_Exercise aim_: Transcribe every line of the listing below without any deviation.

---

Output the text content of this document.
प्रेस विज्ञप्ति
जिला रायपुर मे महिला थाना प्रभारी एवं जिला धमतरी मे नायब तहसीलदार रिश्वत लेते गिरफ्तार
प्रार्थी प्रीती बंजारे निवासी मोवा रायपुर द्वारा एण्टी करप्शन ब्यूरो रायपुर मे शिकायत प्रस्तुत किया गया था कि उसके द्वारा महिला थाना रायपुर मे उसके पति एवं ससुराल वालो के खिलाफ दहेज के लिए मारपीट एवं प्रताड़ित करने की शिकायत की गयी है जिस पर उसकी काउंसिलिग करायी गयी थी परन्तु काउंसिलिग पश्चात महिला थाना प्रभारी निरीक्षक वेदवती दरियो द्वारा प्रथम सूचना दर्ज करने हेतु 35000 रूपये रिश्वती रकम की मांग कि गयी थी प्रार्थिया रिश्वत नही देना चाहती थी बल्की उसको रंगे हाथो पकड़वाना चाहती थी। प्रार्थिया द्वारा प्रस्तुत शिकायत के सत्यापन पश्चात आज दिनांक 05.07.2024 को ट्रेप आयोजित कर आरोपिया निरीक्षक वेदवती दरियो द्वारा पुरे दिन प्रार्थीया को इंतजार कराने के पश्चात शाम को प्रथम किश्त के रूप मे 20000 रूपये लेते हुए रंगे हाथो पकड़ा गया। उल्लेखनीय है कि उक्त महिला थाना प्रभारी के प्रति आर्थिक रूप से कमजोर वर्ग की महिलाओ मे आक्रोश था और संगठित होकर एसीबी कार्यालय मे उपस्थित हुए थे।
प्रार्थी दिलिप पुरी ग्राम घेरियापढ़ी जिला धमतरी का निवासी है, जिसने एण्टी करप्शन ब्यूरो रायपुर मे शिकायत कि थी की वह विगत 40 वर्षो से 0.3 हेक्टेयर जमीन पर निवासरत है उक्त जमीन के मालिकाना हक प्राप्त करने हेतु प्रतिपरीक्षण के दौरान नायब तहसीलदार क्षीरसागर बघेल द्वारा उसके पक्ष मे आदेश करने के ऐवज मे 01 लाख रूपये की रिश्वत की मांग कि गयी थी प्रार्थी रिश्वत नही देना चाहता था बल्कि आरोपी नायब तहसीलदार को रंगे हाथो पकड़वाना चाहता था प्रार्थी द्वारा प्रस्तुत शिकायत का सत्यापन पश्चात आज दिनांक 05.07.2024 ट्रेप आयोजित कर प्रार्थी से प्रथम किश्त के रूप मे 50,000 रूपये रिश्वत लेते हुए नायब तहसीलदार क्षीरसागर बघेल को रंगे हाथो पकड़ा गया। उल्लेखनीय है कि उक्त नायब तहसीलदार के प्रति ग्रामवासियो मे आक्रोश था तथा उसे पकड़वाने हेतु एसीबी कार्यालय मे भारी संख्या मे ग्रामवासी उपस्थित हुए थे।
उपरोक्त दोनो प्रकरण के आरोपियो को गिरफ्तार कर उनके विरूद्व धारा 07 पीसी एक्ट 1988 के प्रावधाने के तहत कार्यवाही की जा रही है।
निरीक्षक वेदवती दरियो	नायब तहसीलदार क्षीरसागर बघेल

---

_Correct result_:
Output the text content of this document.
प्रेस विज्ञप्ति
जिला रायपुर मे महिला थाना प्रभारी एवं जिला धमतरी मे नायब तहसीलदार रिश्वत लेते गिरफ्तार
प्रार्थी प्रीती बंजारे निवासी मोवा रायपुर द्वारा एण्टी करप्शन ब्यूरो रायपुर मे शिकायत प्रस्तुत किया गया था कि उसके द्वारा महिला थाना रायपुर मे उसके पति एवं ससुराल वालो के खिलाफ दहेज के लिए मारपीट एवं प्रताड़ित करने की शिकायत की गयी है जिस पर उसकी काउंसिलिग करायी गयी थी परन्तु काउंसिलिग पश्चात महिला थाना प्रभारी निरीक्षक वेदवती दरियो द्वारा प्रथम सूचना दर्ज करने हेतु 35000 रूपये रिश्वती रकम की मांग कि गयी थी प्रार्थिया रिश्वत नही देना चाहती थी बल्की उसको रंगे हाथो पकड़वाना चाहती थी। प्रार्थिया द्वारा प्रस्तुत शिकायत के सत्यापन पश्चात आज दिनांक 05.07.2024 को ट्रेप आयोजित कर आरोपिया निरीक्षक वेदवती दरियो द्वारा पुरे दिन प्रार्थीया को इंतजार कराने के पश्चात शाम को प्रथम किश्त के रूप मे 20000 रूपये लेते हुए रंगे हाथो पकड़ा गया। उल्लेखनीय है कि उक्त महिला थाना प्रभारी के प्रति आर्थिक रूप से कमजोर वर्ग की महिलाओ मे आक्रोश था और संगठित होकर एसीबी कार्यालय मे उपस्थित हुए थे।
प्रार्थी दिलिप पुरी ग्राम घेरियापढ़ी जिला धमतरी का निवासी है, जिसने एण्टी करप्शन ब्यूरो रायपुर मे शिकायत कि थी की वह विगत 40 वर्षो से 0.3 हेक्टेयर जमीन पर निवासरत है उक्त जमीन के मालिकाना हक प्राप्त करने हेतु प्रतिपरीक्षण के दौरान नायब तहसीलदार क्षीरसागर बघेल द्वारा उसके पक्ष मे आदेश करने के ऐवज मे 01 लाख रूपये की रिश्वत की मांग कि गयी थी प्रार्थी रिश्वत नही देना चाहता था बल्कि आरोपी नायब तहसीलदार को रंगे हाथो पकड़वाना चाहता था प्रार्थी द्वारा प्रस्तुत शिकायत का सत्यापन पश्चात आज दिनांक 05.07.2024 ट्रेप आयोजित कर प्रार्थी से प्रथम किश्त के रूप मे 50,000 रूपये रिश्वत लेते हुए नायब तहसीलदार क्षीरसागर बघेल को रंगे हाथो पकड़ा गया। उल्लेखनीय है कि उक्त नायब तहसीलदार के प्रति ग्रामवासियो मे आक्रोश था तथा उसे पकड़वाने हेतु एसीबी कार्यालय मे भारी संख्या मे ग्रामवासी उपस्थित हुए थे।
उपरोक्त दोनो प्रकरण के आरोपियो को गिरफ्तार कर उनके विरूद्व धारा 07 पीसी एक्ट 1988 के प्रावधाने के तहत कार्यवाही की जा रही है।
निरीक्षक वेदवती दरियो	नायब तहसीलदार क्षीरसागर बघेल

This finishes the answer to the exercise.